■ Dataset records:
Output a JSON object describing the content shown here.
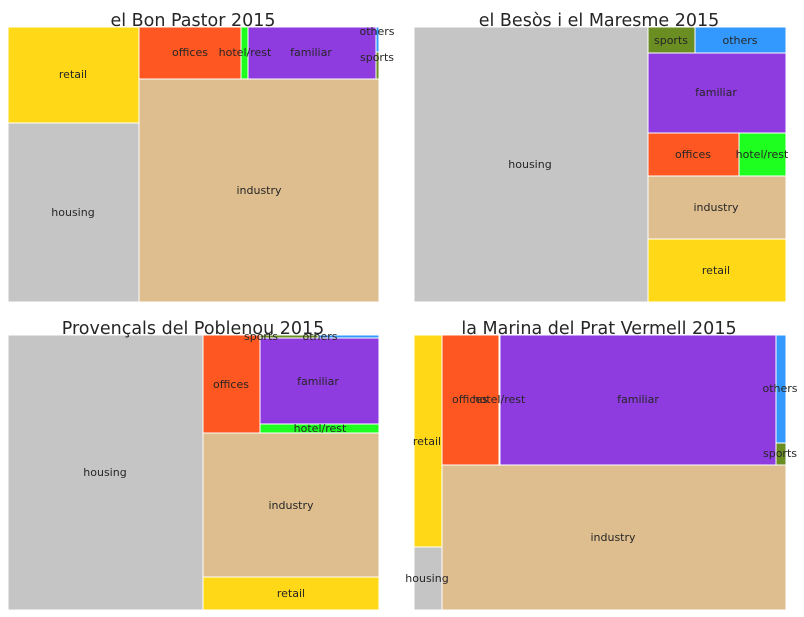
{
  "chart_data": [
    {
      "type": "treemap",
      "title": "el Bon Pastor 2015",
      "cells": [
        {
          "label": "retail",
          "color": "#FFD817"
        },
        {
          "label": "housing",
          "color": "#C5C5C5"
        },
        {
          "label": "offices",
          "color": "#FF5721"
        },
        {
          "label": "hotel/rest",
          "color": "#1FFF1F"
        },
        {
          "label": "familiar",
          "color": "#8E3BE0"
        },
        {
          "label": "others",
          "color": "#3399FF"
        },
        {
          "label": "sports",
          "color": "#6B8E23"
        },
        {
          "label": "industry",
          "color": "#DEBE8F"
        }
      ]
    },
    {
      "type": "treemap",
      "title": "el Besòs i el Maresme 2015",
      "cells": [
        {
          "label": "housing",
          "color": "#C5C5C5"
        },
        {
          "label": "sports",
          "color": "#6B8E23"
        },
        {
          "label": "others",
          "color": "#3399FF"
        },
        {
          "label": "familiar",
          "color": "#8E3BE0"
        },
        {
          "label": "offices",
          "color": "#FF5721"
        },
        {
          "label": "hotel/rest",
          "color": "#1FFF1F"
        },
        {
          "label": "industry",
          "color": "#DEBE8F"
        },
        {
          "label": "retail",
          "color": "#FFD817"
        }
      ]
    },
    {
      "type": "treemap",
      "title": "Provençals del Poblenou 2015",
      "cells": [
        {
          "label": "housing",
          "color": "#C5C5C5"
        },
        {
          "label": "offices",
          "color": "#FF5721"
        },
        {
          "label": "sports",
          "color": "#6B8E23"
        },
        {
          "label": "others",
          "color": "#3399FF"
        },
        {
          "label": "familiar",
          "color": "#8E3BE0"
        },
        {
          "label": "hotel/rest",
          "color": "#1FFF1F"
        },
        {
          "label": "industry",
          "color": "#DEBE8F"
        },
        {
          "label": "retail",
          "color": "#FFD817"
        }
      ]
    },
    {
      "type": "treemap",
      "title": "la Marina del Prat Vermell 2015",
      "cells": [
        {
          "label": "retail",
          "color": "#FFD817"
        },
        {
          "label": "housing",
          "color": "#C5C5C5"
        },
        {
          "label": "offices",
          "color": "#FF5721"
        },
        {
          "label": "hotel/rest",
          "color": "#1FFF1F"
        },
        {
          "label": "familiar",
          "color": "#8E3BE0"
        },
        {
          "label": "others",
          "color": "#3399FF"
        },
        {
          "label": "sports",
          "color": "#6B8E23"
        },
        {
          "label": "industry",
          "color": "#DEBE8F"
        }
      ]
    }
  ]
}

■ Problem details: Copy the material above in full and exactly, skipping pictures.

■ Task answer:
Output a JSON object describing the content shown here.
{
  "chart_data": [
    {
      "type": "treemap",
      "title": "el Bon Pastor 2015",
      "cells": [
        {
          "label": "retail",
          "color": "#FFD817"
        },
        {
          "label": "housing",
          "color": "#C5C5C5"
        },
        {
          "label": "offices",
          "color": "#FF5721"
        },
        {
          "label": "hotel/rest",
          "color": "#1FFF1F"
        },
        {
          "label": "familiar",
          "color": "#8E3BE0"
        },
        {
          "label": "others",
          "color": "#3399FF"
        },
        {
          "label": "sports",
          "color": "#6B8E23"
        },
        {
          "label": "industry",
          "color": "#DEBE8F"
        }
      ]
    },
    {
      "type": "treemap",
      "title": "el Besòs i el Maresme 2015",
      "cells": [
        {
          "label": "housing",
          "color": "#C5C5C5"
        },
        {
          "label": "sports",
          "color": "#6B8E23"
        },
        {
          "label": "others",
          "color": "#3399FF"
        },
        {
          "label": "familiar",
          "color": "#8E3BE0"
        },
        {
          "label": "offices",
          "color": "#FF5721"
        },
        {
          "label": "hotel/rest",
          "color": "#1FFF1F"
        },
        {
          "label": "industry",
          "color": "#DEBE8F"
        },
        {
          "label": "retail",
          "color": "#FFD817"
        }
      ]
    },
    {
      "type": "treemap",
      "title": "Provençals del Poblenou 2015",
      "cells": [
        {
          "label": "housing",
          "color": "#C5C5C5"
        },
        {
          "label": "offices",
          "color": "#FF5721"
        },
        {
          "label": "sports",
          "color": "#6B8E23"
        },
        {
          "label": "others",
          "color": "#3399FF"
        },
        {
          "label": "familiar",
          "color": "#8E3BE0"
        },
        {
          "label": "hotel/rest",
          "color": "#1FFF1F"
        },
        {
          "label": "industry",
          "color": "#DEBE8F"
        },
        {
          "label": "retail",
          "color": "#FFD817"
        }
      ]
    },
    {
      "type": "treemap",
      "title": "la Marina del Prat Vermell 2015",
      "cells": [
        {
          "label": "retail",
          "color": "#FFD817"
        },
        {
          "label": "housing",
          "color": "#C5C5C5"
        },
        {
          "label": "offices",
          "color": "#FF5721"
        },
        {
          "label": "hotel/rest",
          "color": "#1FFF1F"
        },
        {
          "label": "familiar",
          "color": "#8E3BE0"
        },
        {
          "label": "others",
          "color": "#3399FF"
        },
        {
          "label": "sports",
          "color": "#6B8E23"
        },
        {
          "label": "industry",
          "color": "#DEBE8F"
        }
      ]
    }
  ]
}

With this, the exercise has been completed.